▶ **Set exercise**
Could you print every record below exactly as it appears?

▶ **Input material**
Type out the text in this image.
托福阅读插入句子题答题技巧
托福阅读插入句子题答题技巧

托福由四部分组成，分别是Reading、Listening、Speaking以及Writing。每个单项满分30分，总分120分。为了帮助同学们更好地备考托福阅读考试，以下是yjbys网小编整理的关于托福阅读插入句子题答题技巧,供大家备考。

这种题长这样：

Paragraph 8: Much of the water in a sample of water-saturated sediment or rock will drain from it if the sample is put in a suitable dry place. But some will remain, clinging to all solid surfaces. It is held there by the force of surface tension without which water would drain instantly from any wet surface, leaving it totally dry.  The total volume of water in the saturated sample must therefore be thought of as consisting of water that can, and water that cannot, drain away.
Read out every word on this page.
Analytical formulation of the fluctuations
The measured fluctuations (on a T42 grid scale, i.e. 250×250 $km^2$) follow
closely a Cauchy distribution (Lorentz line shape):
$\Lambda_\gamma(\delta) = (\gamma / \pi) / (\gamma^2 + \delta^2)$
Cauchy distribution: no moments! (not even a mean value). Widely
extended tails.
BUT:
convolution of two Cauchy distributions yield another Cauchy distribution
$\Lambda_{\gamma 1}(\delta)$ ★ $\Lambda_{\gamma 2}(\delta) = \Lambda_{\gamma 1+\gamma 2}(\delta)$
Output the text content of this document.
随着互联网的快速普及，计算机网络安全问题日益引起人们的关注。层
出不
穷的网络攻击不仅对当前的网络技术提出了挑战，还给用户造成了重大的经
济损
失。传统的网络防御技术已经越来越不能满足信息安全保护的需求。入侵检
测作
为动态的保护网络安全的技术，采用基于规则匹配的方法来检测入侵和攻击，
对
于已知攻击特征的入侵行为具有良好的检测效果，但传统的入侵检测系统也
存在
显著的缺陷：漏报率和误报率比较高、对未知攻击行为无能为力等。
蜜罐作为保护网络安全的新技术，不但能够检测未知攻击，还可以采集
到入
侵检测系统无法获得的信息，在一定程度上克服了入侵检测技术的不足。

▶ **Answer to this exercise**
Type out the text in this image.
托福阅读插入句子题答题技巧
托福阅读插入句子题答题技巧

托福由四部分组成，分别是Reading、Listening、Speaking以及Writing。每个单项满分30分，总分120分。为了帮助同学们更好地备考托福阅读考试，以下是yjbys网小编整理的关于托福阅读插入句子题答题技巧,供大家备考。

这种题长这样：

Paragraph 8: Much of the water in a sample of water-saturated sediment or rock will drain from it if the sample is put in a suitable dry place. But some will remain, clinging to all solid surfaces. It is held there by the force of surface tension without which water would drain instantly from any wet surface, leaving it totally dry.  The total volume of water in the saturated sample must therefore be thought of as consisting of water that can, and water that cannot, drain away.
Read out every word on this page.
Analytical formulation of the fluctuations
The measured fluctuations (on a T42 grid scale, i.e. 250×250 $km^2$) follow
closely a Cauchy distribution (Lorentz line shape):
$\Lambda_\gamma(\delta) = (\gamma / \pi) / (\gamma^2 + \delta^2)$
Cauchy distribution: no moments! (not even a mean value). Widely
extended tails.
BUT:
convolution of two Cauchy distributions yield another Cauchy distribution
$\Lambda_{\gamma 1}(\delta)$ ★ $\Lambda_{\gamma 2}(\delta) = \Lambda_{\gamma 1+\gamma 2}(\delta)$
Output the text content of this document.
随着互联网的快速普及，计算机网络安全问题日益引起人们的关注。层
出不
穷的网络攻击不仅对当前的网络技术提出了挑战，还给用户造成了重大的经
济损
失。传统的网络防御技术已经越来越不能满足信息安全保护的需求。入侵检
测作
为动态的保护网络安全的技术，采用基于规则匹配的方法来检测入侵和攻击，
对
于已知攻击特征的入侵行为具有良好的检测效果，但传统的入侵检测系统也
存在
显著的缺陷：漏报率和误报率比较高、对未知攻击行为无能为力等。
蜜罐作为保护网络安全的新技术，不但能够检测未知攻击，还可以采集
到入
侵检测系统无法获得的信息，在一定程度上克服了入侵检测技术的不足。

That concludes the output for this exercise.